Input material:

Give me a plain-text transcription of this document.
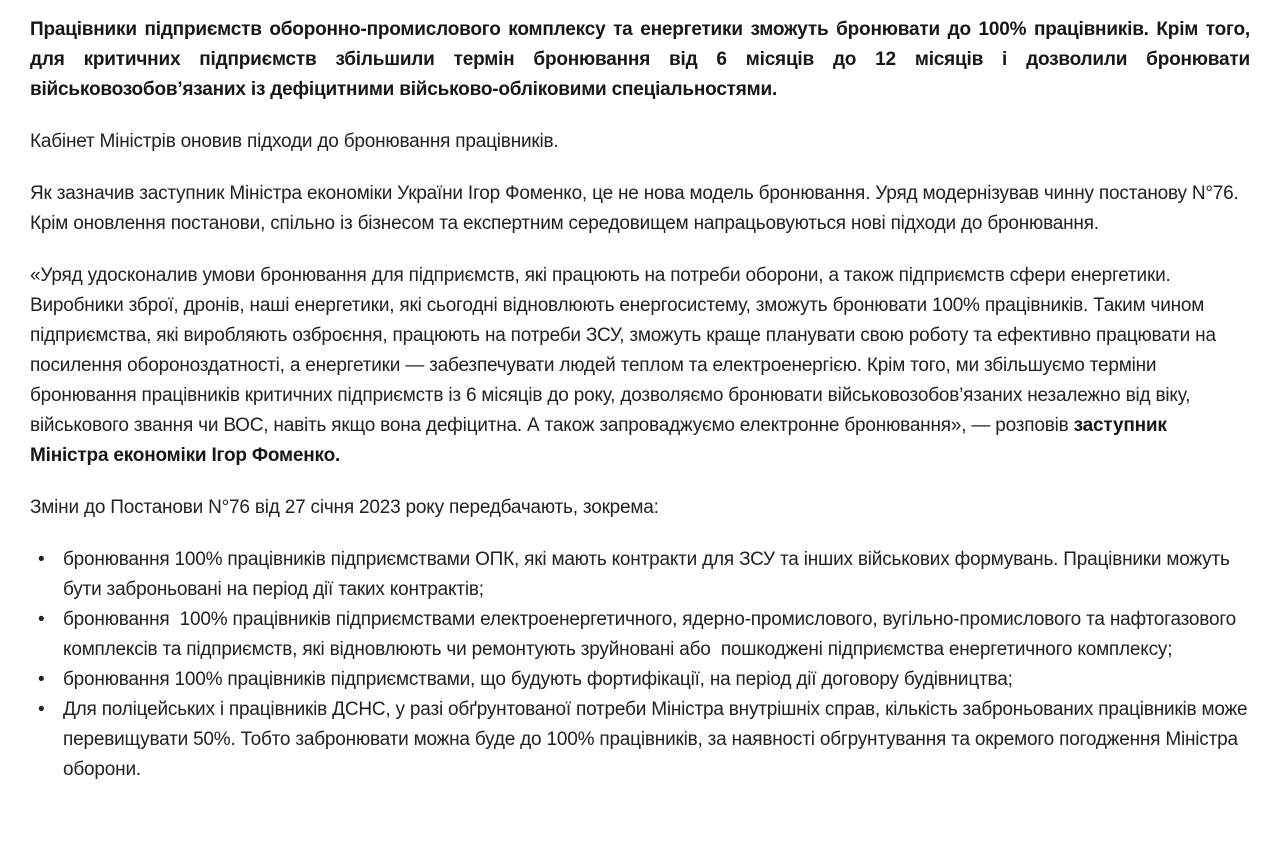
Працівники підприємств оборонно-промислового комплексу та енергетики зможуть бронювати до 100% працівників. Крім того, для критичних підприємств збільшили термін бронювання від 6 місяців до 12 місяців і дозволили бронювати військовозобов’язаних із дефіцитними військово-обліковими спеціальностями.

Кабінет Міністрів оновив підходи до бронювання працівників.

Як зазначив заступник Міністра економіки України Ігор Фоменко, це не нова модель бронювання. Уряд модернізував чинну постанову N°76. Крім оновлення постанови, спільно із бізнесом та експертним середовищем напрацьовуються нові підходи до бронювання.

«Уряд удосконалив умови бронювання для підприємств, які працюють на потреби оборони, а також підприємств сфери енергетики. Виробники зброї, дронів, наші енергетики, які сьогодні відновлюють енергосистему, зможуть бронювати 100% працівників. Таким чином підприємства, які виробляють озброєння, працюють на потреби ЗСУ, зможуть краще планувати свою роботу та ефективно працювати на посилення обороноздатності, а енергетики — забезпечувати людей теплом та електроенергією. Крім того, ми збільшуємо терміни бронювання працівників критичних підприємств із 6 місяців до року, дозволяємо бронювати військовозобов’язаних незалежно від віку, військового звання чи ВОС, навіть якщо вона дефіцитна. А також запроваджуємо електронне бронювання», — розповів заступник Міністра економіки Ігор Фоменко.

Зміни до Постанови N°76 від 27 січня 2023 року передбачають, зокрема:

• бронювання 100% працівників підприємствами ОПК, які мають контракти для ЗСУ та інших військових формувань. Працівники можуть бути заброньовані на період дії таких контрактів;
• бронювання  100% працівників підприємствами електроенергетичного, ядерно-промислового, вугільно-промислового та нафтогазового комплексів та підприємств, які відновлюють чи ремонтують зруйновані або  пошкоджені підприємства енергетичного комплексу;
• бронювання 100% працівників підприємствами, що будують фортифікації, на період дії договору будівництва;
• Для поліцейських і працівників ДСНС, у разі обґрунтованої потреби Міністра внутрішніх справ, кількість заброньованих працівників може перевищувати 50%. Тобто забронювати можна буде до 100% працівників, за наявності обгрунтування та окремого погодження Міністра оборони.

Direction: In the records above, find each line holding "промислового" and copy it.

Answer to the problem:
Працівники підприємств оборонно-промислового комплексу та енергетики зможуть бронювати до 100% працівників. Крім того, для критичних підприємств збільшили термін бронювання від 6 місяців до 12 місяців і дозволили бронювати військовозобов’язаних із дефіцитними військово-обліковими спеціальностями.
• бронювання  100% працівників підприємствами електроенергетичного, ядерно-промислового, вугільно-промислового та нафтогазового комплексів та підприємств, які відновлюють чи ремонтують зруйновані або  пошкоджені підприємства енергетичного комплексу;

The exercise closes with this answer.